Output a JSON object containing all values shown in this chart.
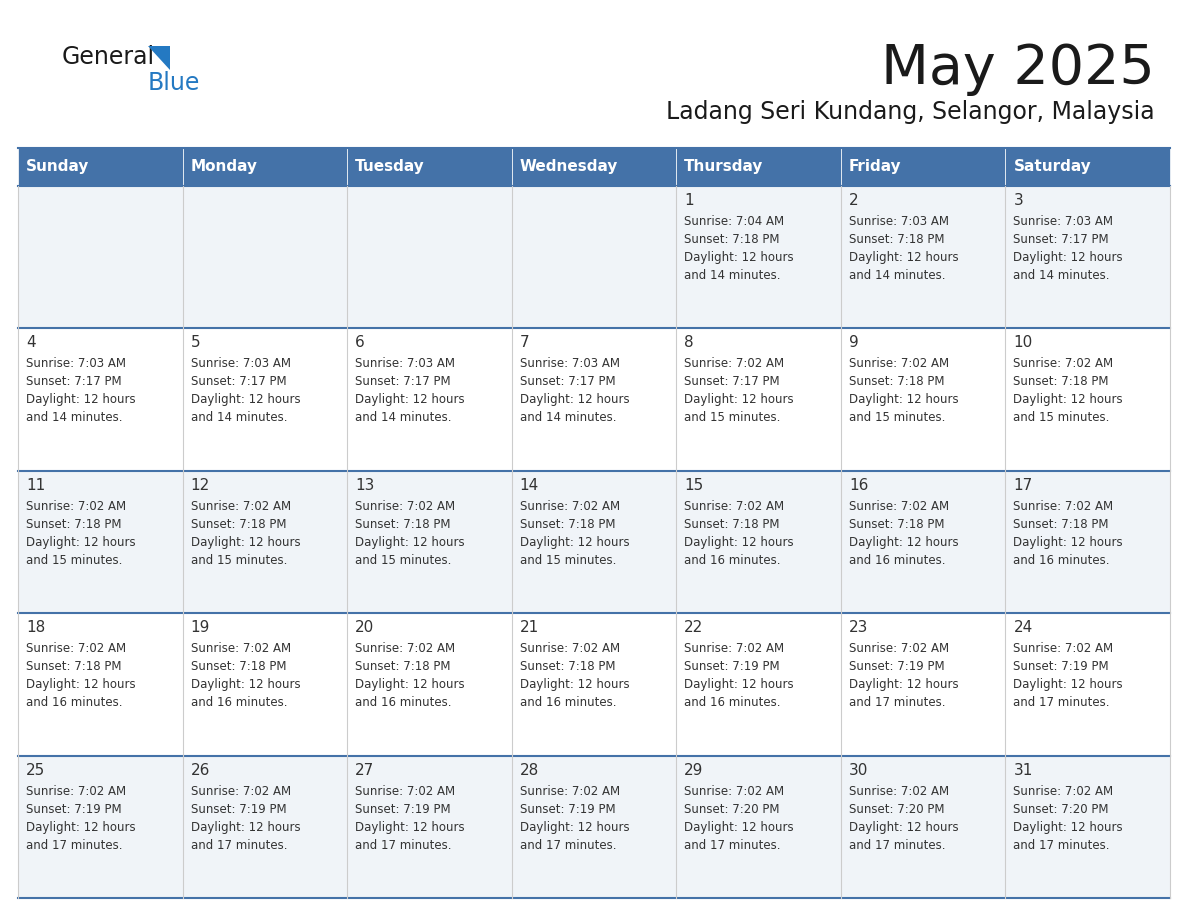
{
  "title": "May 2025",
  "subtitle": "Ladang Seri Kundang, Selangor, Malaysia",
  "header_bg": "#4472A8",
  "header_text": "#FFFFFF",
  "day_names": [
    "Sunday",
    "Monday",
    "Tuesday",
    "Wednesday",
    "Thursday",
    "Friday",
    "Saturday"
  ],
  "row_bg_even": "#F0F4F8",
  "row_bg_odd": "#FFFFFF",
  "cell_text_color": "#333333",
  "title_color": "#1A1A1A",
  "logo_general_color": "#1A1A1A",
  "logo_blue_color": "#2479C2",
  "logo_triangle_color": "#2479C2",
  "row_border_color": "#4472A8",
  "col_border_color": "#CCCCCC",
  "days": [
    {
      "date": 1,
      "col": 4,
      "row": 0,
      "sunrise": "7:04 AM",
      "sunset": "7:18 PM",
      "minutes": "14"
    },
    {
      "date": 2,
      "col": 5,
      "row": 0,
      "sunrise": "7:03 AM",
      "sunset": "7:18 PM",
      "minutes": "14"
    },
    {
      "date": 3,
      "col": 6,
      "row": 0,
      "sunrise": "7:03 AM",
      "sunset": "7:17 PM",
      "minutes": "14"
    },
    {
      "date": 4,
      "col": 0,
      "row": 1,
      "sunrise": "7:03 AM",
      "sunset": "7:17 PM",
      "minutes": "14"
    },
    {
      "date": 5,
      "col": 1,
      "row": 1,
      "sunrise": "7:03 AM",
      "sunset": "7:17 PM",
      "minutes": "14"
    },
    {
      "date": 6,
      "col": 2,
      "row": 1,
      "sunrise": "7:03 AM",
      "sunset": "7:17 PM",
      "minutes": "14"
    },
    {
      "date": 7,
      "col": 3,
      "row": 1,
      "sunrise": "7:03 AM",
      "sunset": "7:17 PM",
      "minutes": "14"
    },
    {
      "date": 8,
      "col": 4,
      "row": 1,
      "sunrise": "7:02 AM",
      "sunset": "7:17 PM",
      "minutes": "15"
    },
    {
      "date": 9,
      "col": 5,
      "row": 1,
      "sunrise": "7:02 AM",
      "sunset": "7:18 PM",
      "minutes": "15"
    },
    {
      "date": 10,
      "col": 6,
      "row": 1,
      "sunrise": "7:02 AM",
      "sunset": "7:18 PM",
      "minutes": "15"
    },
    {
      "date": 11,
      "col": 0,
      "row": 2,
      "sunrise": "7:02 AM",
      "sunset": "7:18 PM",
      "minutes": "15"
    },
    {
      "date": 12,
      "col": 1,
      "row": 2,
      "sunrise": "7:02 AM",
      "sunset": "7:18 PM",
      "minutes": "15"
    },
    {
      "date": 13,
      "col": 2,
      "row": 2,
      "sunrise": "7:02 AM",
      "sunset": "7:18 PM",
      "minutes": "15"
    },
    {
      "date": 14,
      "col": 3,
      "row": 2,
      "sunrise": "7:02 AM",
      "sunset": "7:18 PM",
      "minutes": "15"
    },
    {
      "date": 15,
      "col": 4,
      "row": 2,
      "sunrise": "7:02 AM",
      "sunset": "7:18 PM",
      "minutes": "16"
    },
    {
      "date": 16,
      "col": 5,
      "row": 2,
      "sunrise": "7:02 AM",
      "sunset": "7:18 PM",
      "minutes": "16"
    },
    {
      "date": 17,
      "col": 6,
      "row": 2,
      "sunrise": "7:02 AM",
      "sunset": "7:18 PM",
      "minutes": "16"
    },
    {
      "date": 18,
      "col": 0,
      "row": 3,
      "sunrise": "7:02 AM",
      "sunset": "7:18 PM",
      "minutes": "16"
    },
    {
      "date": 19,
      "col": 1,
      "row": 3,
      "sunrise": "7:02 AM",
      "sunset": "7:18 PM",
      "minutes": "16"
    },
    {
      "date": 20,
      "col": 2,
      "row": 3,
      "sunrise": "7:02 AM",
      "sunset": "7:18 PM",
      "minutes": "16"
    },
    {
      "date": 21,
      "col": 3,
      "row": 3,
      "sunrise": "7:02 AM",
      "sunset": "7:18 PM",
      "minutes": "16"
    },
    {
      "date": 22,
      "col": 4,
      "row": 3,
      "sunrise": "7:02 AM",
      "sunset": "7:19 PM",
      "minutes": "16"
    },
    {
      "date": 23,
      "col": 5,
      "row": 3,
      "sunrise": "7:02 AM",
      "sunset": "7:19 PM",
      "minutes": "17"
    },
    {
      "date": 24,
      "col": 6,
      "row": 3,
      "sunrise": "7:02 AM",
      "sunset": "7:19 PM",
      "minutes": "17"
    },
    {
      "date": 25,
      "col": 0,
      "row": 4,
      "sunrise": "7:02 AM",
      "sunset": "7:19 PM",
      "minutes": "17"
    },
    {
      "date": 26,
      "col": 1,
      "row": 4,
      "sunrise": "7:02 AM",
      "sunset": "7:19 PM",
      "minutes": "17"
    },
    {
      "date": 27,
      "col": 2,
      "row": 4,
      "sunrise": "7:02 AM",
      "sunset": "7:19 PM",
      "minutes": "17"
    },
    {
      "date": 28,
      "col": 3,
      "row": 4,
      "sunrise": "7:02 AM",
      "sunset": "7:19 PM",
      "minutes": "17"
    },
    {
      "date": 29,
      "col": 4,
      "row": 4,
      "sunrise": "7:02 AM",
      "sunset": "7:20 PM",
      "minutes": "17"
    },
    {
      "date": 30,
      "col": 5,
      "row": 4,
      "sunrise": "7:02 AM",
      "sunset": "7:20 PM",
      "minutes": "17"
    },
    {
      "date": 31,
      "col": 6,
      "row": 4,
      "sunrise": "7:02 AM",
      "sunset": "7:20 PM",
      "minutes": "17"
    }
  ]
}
--
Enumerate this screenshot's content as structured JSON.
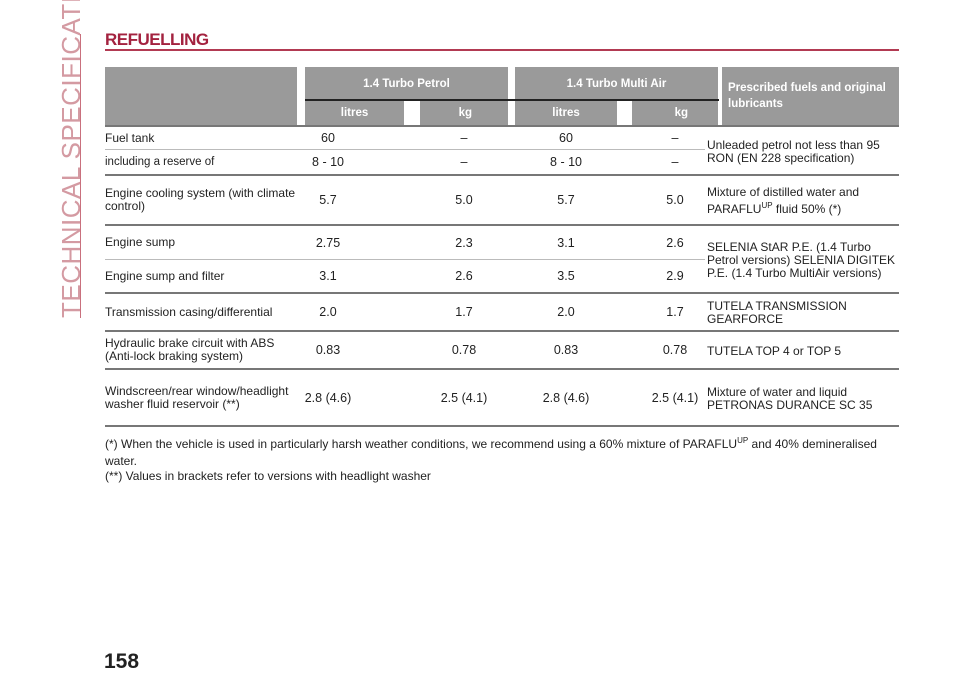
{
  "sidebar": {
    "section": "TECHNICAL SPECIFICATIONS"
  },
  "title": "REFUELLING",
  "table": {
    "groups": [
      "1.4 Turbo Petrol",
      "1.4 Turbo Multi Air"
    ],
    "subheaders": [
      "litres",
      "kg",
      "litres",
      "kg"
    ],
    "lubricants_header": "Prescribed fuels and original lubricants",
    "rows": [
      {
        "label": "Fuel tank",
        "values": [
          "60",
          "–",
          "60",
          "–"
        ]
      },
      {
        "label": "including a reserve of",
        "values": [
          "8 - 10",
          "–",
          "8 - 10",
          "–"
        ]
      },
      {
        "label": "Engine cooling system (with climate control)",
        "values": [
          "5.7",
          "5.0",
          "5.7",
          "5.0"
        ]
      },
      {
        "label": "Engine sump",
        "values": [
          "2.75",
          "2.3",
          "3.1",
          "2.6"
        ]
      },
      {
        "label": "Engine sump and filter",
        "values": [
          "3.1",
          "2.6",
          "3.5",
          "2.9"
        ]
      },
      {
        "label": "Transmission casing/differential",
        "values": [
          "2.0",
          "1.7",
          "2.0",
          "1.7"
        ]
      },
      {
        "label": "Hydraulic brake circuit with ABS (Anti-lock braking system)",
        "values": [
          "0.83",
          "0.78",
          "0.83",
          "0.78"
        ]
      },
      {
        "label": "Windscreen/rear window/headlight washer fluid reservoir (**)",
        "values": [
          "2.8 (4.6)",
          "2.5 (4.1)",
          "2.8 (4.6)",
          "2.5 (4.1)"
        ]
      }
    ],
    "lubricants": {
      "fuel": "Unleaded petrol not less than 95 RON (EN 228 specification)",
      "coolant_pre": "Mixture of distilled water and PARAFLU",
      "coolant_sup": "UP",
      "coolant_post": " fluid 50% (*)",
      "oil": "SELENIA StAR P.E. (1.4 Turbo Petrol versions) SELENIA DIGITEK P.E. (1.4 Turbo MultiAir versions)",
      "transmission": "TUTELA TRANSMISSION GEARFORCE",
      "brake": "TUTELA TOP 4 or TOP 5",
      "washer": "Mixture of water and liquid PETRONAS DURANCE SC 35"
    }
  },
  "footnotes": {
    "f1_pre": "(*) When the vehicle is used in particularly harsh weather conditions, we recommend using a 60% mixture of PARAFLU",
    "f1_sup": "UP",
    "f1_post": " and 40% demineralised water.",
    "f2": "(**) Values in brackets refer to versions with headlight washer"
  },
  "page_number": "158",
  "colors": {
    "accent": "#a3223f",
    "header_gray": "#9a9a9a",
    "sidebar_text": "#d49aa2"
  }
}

* OBJECTIVE: What is the number of lines that hold the string "FFFFFF"? Give it alone.

* FINAL RESULT: 2